===== Source text =====
Profit Engine


Customer acquisition, retention and AI-driven banking

are not abstract concepts.

They are measurable financial outcomes.


The question is not whether the model works.

The question is how much it generates.


Revenue, Cost, Profit, Sustainability


What must be clearly demonstrated for credibility is how the statement on the homepage is constructed:

USD 6,7+ million / 1000 micro / year profit


This level of profit is only possible

if the bank controls client operations — not just transactions.


Revenue side

The foundation of the revenue is extreme scalability.

From a horizontal perspective, the system can target approximately 33 million micro-businesses in the EU, and ~400 million globally.

From a vertical perspective, we have identified 12 revenue-generating points per client.


These revenue streams exist

because the bank is embedded in the client’s operation


Out of these:

  • the first revenue source is based on measured, factual data
  • the second is based on market-based estimation from comparable solutions

At the same time, there is no exact data for additional effects such as:

  • the value of data asset growth
  • faster and more accurate lending
  • cross-selling revenues
  • reputational improvement
  • marketing efficiency

These represent further upside, but are not included in the core calculation.
=====
Please continue the profit engine text, picking up right after its final sentence. The data plays no part in the work on the profit engine text.
===== Given information =====
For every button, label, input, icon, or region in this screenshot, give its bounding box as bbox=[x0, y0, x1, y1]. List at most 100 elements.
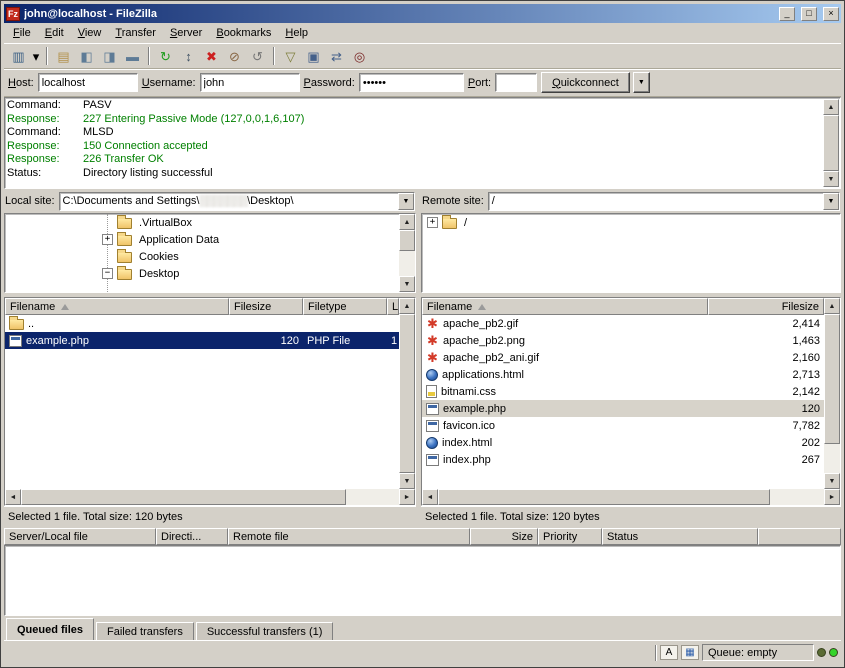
=====
__Response below__:
Factual baseline and rule-of-thumb

At 1000 micro-business clients, assuming:

  • USD ~320,000 annual revenue per business

the core banking revenue is approximately:

→ USD ~ 2960 / client / year


This results in:

→ USD ~296,000 / year core banking revenue (1000 clients)


This is the baseline — before operational control is introduced.


Our assumptions

If the client receives the system free from the bank, price sensitivity decreases, therefore higher banking fees are accepted.

Fee-based banking revenues represent approximately 64% of total banking revenue, while the remaining 36% is driven by BUBOR-related income. The 30% pricing uplift applies only to this 64% fee-based portion, as BUBOR-related income is yield-driven and not subject to pricing adjustments.

A 30% increase in banking fees results in:

→ USD ~568,000 additional annual revenue (per 1000 clients)


Retention enables pricing power.


Marketplace revenues

Since the bank provides the sales channels (webshop, ordering applications, digital interfaces), it can charge commission on transactions generated through them.


Acquisition happens through value.

Monetization happens through usage.


This is the same model used by platforms such as:

Fizz, eMAG, Amazon, eBay, Foodora, Wolt.

These typically operate with 5–15% commission levels.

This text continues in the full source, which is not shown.